== Excerpt ==

So, the situation was, I had actually been "frightened" and "shy" around certain professors as an undergrad (it took me a few years to re-label my old advisors Dr. Kuris and Dr. Tiffney as "Armand" and "Bruce") and I really had to find a way to crack this shell in concern of a current professor I was taking a course from. So I spoke to Chris and he eased my anxieties as I asked questions about Professor Personalities.
Amidst this discussion, I had the opportunity to meet one of Armand's (Kuris) graduate students. Chris had apparently purchased some wax worms and crickets for his reptiles/amphibians and the two graduate students quickly immersed themselves in a Worm Consumption challenge.
I was simultaneously stunned and elated at the same time! The experience of my peers impulsively munching what is ordinarily considered Lizard Chow and Frog Zap was Unexpectingly Predictable. I had been removed from My People--UCSB biogeeks, geobums, and the like--for so long, like five years, that I was in shocking ecstasy to re-witness the behavioral practices of My Kind.

===

_Actions to take:_
[a] In the excerpt about the Worm Consumption challenge, what had Chris bought for his reptiles and amphibians?
[b] From the excerpt about the Worm Consumption challenge, return the passage that starts with the words containing "Amidst this discussion, I" and ends with "Worm Consumption challenge.".
[c] Carry the account of the Worm Consumption challenge further, picking up right after its last sentence.
The material that comes next has no role in this work.

== Record set ==

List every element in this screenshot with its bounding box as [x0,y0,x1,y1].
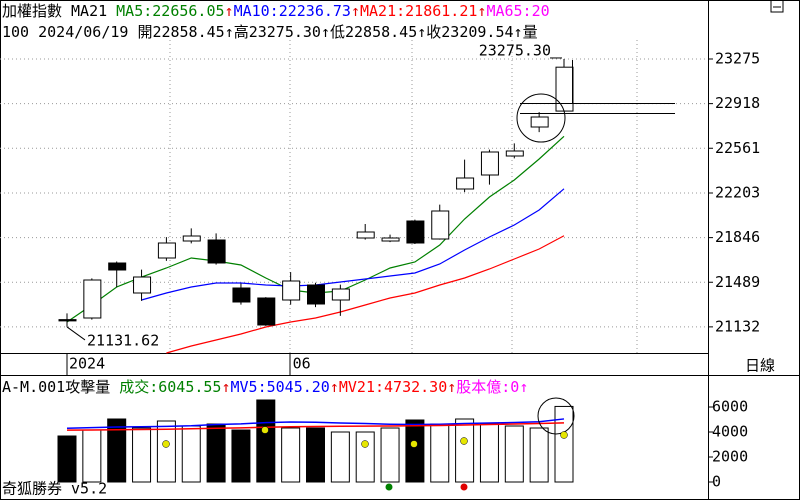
candle-body [157,242,176,259]
y-tick-label: 22918 [715,94,760,112]
volume-bar [107,418,127,483]
volume-bar [479,423,499,483]
legend-arrow: ↑ [221,378,230,396]
header: 加權指數 MA21 MA5:22656.05↑MA10:22236.73↑MA21… [2,2,550,20]
window-button[interactable] [770,0,784,13]
info-text: 開22858.45 [137,23,224,41]
legend-entry: MV21:4732.30 [339,378,447,396]
y-tick-label: 0 [712,473,721,491]
x-tick-label: 06 [293,355,311,373]
volume-bar [181,425,201,483]
legend-entry: MA5:22656.05 [116,2,224,20]
candle-body [133,276,152,294]
info-text: 量 [523,23,538,41]
legend-entry: MA10:22236.73 [234,2,351,20]
info-text: 低22858.45 [330,23,417,41]
volume-bar [330,431,350,483]
volume-bar [231,429,251,483]
header: A-M.001攻擊量 成交:6045.55↑MV5:5045.20↑MV21:47… [2,378,528,396]
legend-entry: 成交:6045.55 [119,378,221,396]
volume-bar [256,399,276,483]
period-label: 日線 [745,357,775,375]
candle-body [431,210,450,240]
candle-body [257,297,276,326]
volume-bar [405,419,425,483]
info-text: 100 2024/06/19 [2,23,128,41]
candle-body [381,237,400,242]
volume-bar [554,405,574,483]
x-tick-label: 2024 [69,355,105,373]
volume-bar [281,427,301,483]
volume-bar [306,427,325,483]
candle-body [108,262,127,271]
candle-body [58,319,77,322]
legend-arrow: ↑ [330,378,339,396]
y-tick-label: 21489 [715,273,760,291]
volume-bar [156,420,176,483]
y-tick-label: 4000 [712,423,748,441]
info-text: 收23209.54 [426,23,513,41]
y-tick-label: 21846 [715,228,760,246]
candle-body [530,116,549,128]
candle-body [207,239,226,264]
candle-body [456,177,475,190]
candle-body [182,235,201,242]
legend-entry: 股本億:0 [456,378,519,396]
panel-title: A-M.001攻擊量 [2,378,110,396]
candle-body [232,287,251,303]
header: 100 2024/06/19 開22858.45↑高23275.30↑低22858… [2,23,538,41]
info-arrow: ↑ [514,23,523,41]
info-arrow: ↑ [417,23,426,41]
low-leader [66,326,86,341]
legend-arrow: ↑ [225,2,234,20]
legend-arrow: ↑ [477,2,486,20]
ma-line [166,235,565,354]
volume-bar [504,425,524,483]
ma-line [141,188,565,301]
y-tick-label: 22203 [715,184,760,202]
footer: 奇狐勝券 v5.2 [2,480,107,498]
legend-arrow: ↑ [447,378,456,396]
signal-dots [162,426,568,491]
y-tick-label: 6000 [712,398,748,416]
volume-bar [132,427,152,483]
volume-bar [57,435,77,483]
candle-body [406,220,425,244]
volume-bar [430,423,450,483]
volume-bar [206,423,226,483]
volume-bar [380,427,400,483]
volume-bar [82,429,102,483]
mv-line [66,422,565,431]
legend-entry: MV5:5045.20 [231,378,330,396]
annotation [516,60,675,435]
y-tick-label: 2000 [712,448,748,466]
info-text: 高23275.30 [234,23,321,41]
candle-body [307,284,325,305]
legend-entry: MA65:20 [486,2,549,20]
mv-line [66,418,565,429]
low-label: 21131.62 [87,331,159,349]
volume-bar [355,431,375,483]
y-tick-label: 23275 [715,50,760,68]
volume-bar [529,427,549,483]
candle-body [356,231,375,239]
volume-bar [455,418,475,483]
candle-body [555,66,574,112]
candle-body [480,151,499,176]
info-arrow: ↑ [225,23,234,41]
candle-body [331,288,350,301]
legend-entry: MA21:21861.21 [360,2,477,20]
y-tick-label: 22561 [715,139,760,157]
legend-arrow: ↑ [351,2,360,20]
candle-body [505,150,524,157]
candle-body [282,280,301,301]
candle-body [83,279,102,319]
legend-arrow: ↑ [519,378,528,396]
panel-title: 加權指數 MA21 [2,2,107,20]
y-tick-label: 21132 [715,317,760,335]
info-arrow: ↑ [321,23,330,41]
date-grid [169,40,638,353]
high-label: 23275.30 [479,41,551,59]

===

_Set of answers:_
[a] Wax worms and crickets.

[b]
Amidst this discussion, I had the opportunity to meet one of Armand's (Kuris) graduate students. Chris had apparently purchased some wax worms and crickets for his reptiles/amphibians and the two graduate students quickly immersed themselves in a Worm Consumption challenge.

[c]
I think Chris and the other graduate student mentioned the wax worms didn't taste like much of anything. Chris also mentiond that such "worm-eating" endeavors wouldn't happen at Bren. I feel that Bren is a superb academic home on campus in terms of the interdisciplinary properties of my research, but sub-culturally, the Corporate Formality is psychologically disconnecting--neurologically severaging (as I am wearing a casual t-shirt and shorts, lounging in the fifth-floor East Asian library, ploughing away at my computer).
After that moment--that turning point, that Informal Inauguration to the UCSB ecology / evolution graduate community, I truly knew I was back Home. My true Academic Home. I was back where I belonged. It's just one more piece of evidence to demonstrate that "If I Am Weird, then I Found A Pack of Weirdness to Blend in With." Weirdness (in the essence of thinking-and-doing-outside-the-box) needs to band together to remain safe. Otherwise, it's a lonely, lonely world out there. Five years of being "alone" (institutionally, at least) had not been the most cheery set of experiences to endure.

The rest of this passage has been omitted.